* Problem requirements
Make an exact copy of the entries below with the pictures removed.

········

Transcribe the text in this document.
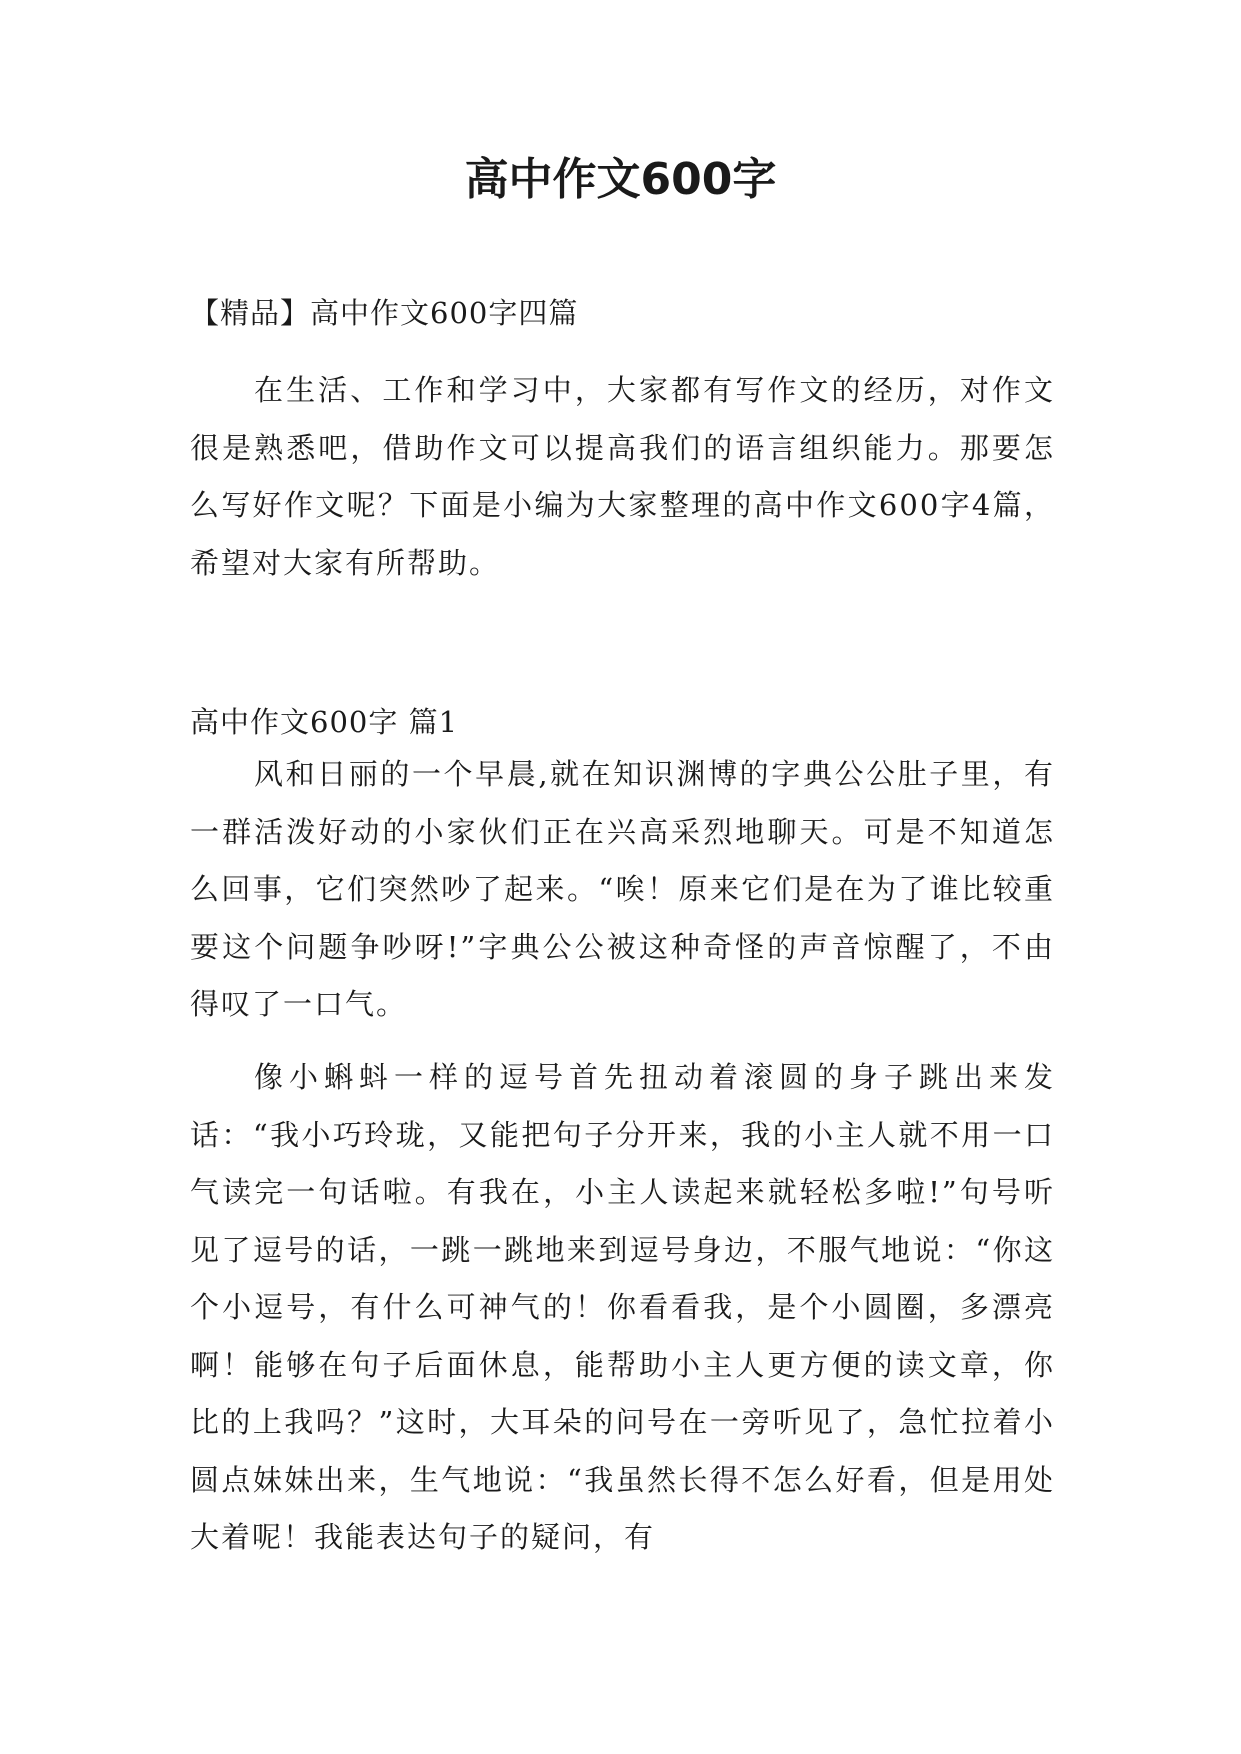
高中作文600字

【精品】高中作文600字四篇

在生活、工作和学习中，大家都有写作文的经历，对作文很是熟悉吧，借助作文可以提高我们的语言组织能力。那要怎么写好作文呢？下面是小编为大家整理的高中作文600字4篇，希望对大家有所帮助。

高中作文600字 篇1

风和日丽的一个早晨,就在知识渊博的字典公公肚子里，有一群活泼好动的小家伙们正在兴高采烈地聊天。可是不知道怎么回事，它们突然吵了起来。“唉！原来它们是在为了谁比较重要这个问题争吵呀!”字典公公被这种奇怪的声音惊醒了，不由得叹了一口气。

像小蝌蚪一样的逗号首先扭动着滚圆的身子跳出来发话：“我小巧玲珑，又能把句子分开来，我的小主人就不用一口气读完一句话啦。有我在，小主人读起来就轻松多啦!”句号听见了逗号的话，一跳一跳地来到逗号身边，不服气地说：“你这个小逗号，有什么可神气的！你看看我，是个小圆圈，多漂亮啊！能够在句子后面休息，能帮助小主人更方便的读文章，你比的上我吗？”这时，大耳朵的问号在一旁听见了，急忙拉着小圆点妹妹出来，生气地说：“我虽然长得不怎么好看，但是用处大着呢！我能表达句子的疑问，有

········

* Reply to the exercise
Transcribe the text in this document.
高中作文600字

【精品】高中作文600字四篇

在生活、工作和学习中，大家都有写作文的经历，对作文很是熟悉吧，借助作文可以提高我们的语言组织能力。那要怎么写好作文呢？下面是小编为大家整理的高中作文600字4篇，希望对大家有所帮助。

高中作文600字 篇1

风和日丽的一个早晨,就在知识渊博的字典公公肚子里，有一群活泼好动的小家伙们正在兴高采烈地聊天。可是不知道怎么回事，它们突然吵了起来。“唉！原来它们是在为了谁比较重要这个问题争吵呀!”字典公公被这种奇怪的声音惊醒了，不由得叹了一口气。

像小蝌蚪一样的逗号首先扭动着滚圆的身子跳出来发话：“我小巧玲珑，又能把句子分开来，我的小主人就不用一口气读完一句话啦。有我在，小主人读起来就轻松多啦!”句号听见了逗号的话，一跳一跳地来到逗号身边，不服气地说：“你这个小逗号，有什么可神气的！你看看我，是个小圆圈，多漂亮啊！能够在句子后面休息，能帮助小主人更方便的读文章，你比的上我吗？”这时，大耳朵的问号在一旁听见了，急忙拉着小圆点妹妹出来，生气地说：“我虽然长得不怎么好看，但是用处大着呢！我能表达句子的疑问，有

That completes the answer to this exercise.